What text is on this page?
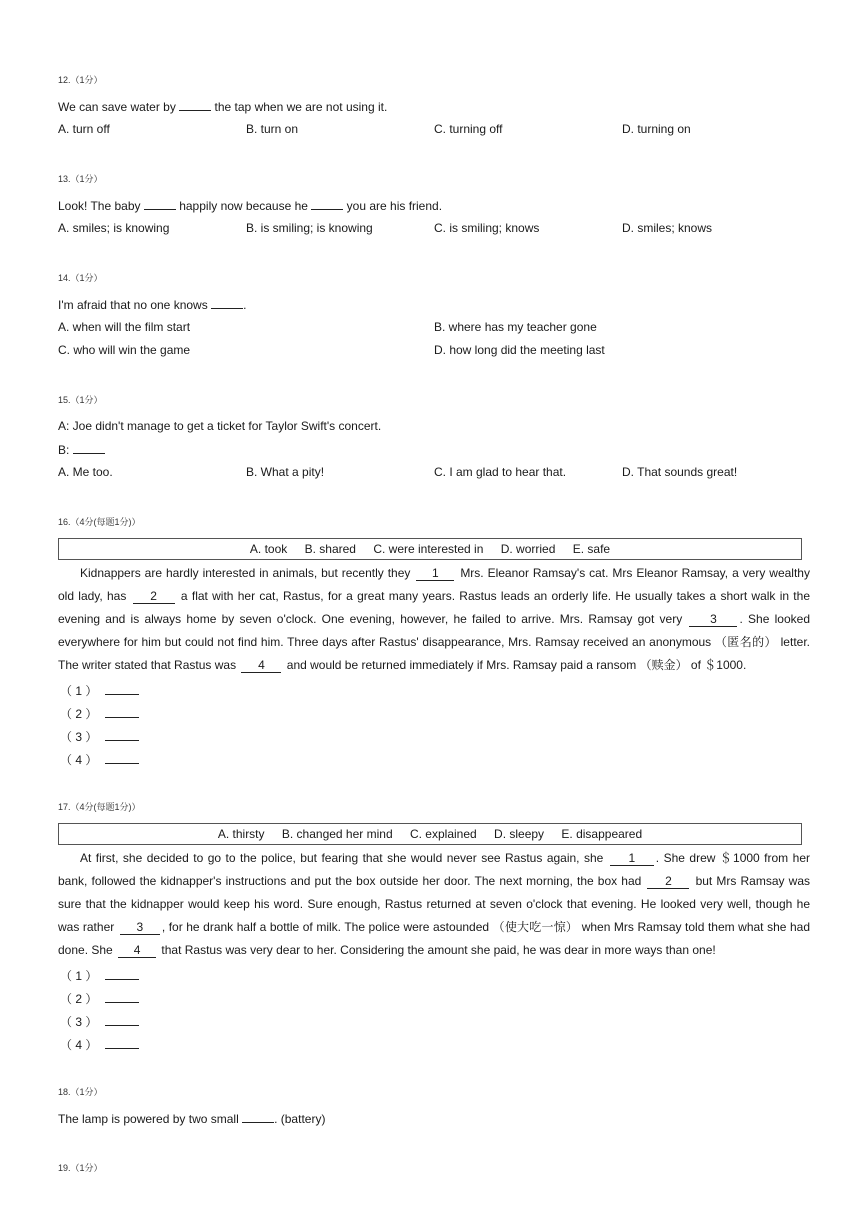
12.（1分）
We can save water by	the tap when we are not using it.
A. turn off	B. turn on	C. turning off	D. turning on
13.（1分）
Look! The baby	happily now because he	you are his friend.
A. smiles; is knowing	B. is smiling; is knowing	C. is smiling; knows	D. smiles; knows
14.（1分）
I'm afraid that no one knows	.
A. when will the film start	B. where has my teacher gone
C. who will win the game	D. how long did the meeting last
15.（1分）
A: Joe didn't manage to get a ticket for Taylor Swift's concert.
B:
A. Me too.	B. What a pity!	C. I am glad to hear that.	D. That sounds great!
16.（4分(每题1分)）
A. took B. shared C. were interested in D. worried E. safe
Kidnappers are hardly interested in animals, but recently they 1 Mrs. Eleanor Ramsay's cat. Mrs Eleanor Ramsay, a very wealthy old lady, has 2 a flat with her cat, Rastus, for a great many years. Rastus leads an orderly life. He usually takes a short walk in the evening and is always home by seven o'clock. One evening, however, he failed to arrive. Mrs. Ramsay got very 3 . She looked everywhere for him but could not find him. Three days after Rastus' disappearance, Mrs. Ramsay received an anonymous （匿名的） letter. The writer stated that Rastus was 4 and would be returned immediately if Mrs. Ramsay paid a ransom （赎金） of ＄1000.
（ 1 ）
（ 2 ）
（ 3 ）
（ 4 ）
17.（4分(每题1分)）
A. thirsty B. changed her mind C. explained D. sleepy E. disappeared
At first, she decided to go to the police, but fearing that she would never see Rastus again, she 1 . She drew ＄1000 from her bank, followed the kidnapper's instructions and put the box outside her door. The next morning, the box had 2 but Mrs Ramsay was sure that the kidnapper would keep his word. Sure enough, Rastus returned at seven o'clock that evening. He looked very well, though he was rather 3 , for he drank half a bottle of milk. The police were astounded （使大吃一惊） when Mrs Ramsay told them what she had done. She 4 that Rastus was very dear to her. Considering the amount she paid, he was dear in more ways than one!
（ 1 ）
（ 2 ）
（ 3 ）
（ 4 ）
18.（1分）
The lamp is powered by two small	. (battery)
19.（1分）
══════
● **Exercise brief**: Read through the data and copy every line where "knows" shows up.

● **Final answer**:
A. smiles; is knowing	B. is smiling; is knowing	C. is smiling; knows	D. smiles; knows
I'm afraid that no one knows	.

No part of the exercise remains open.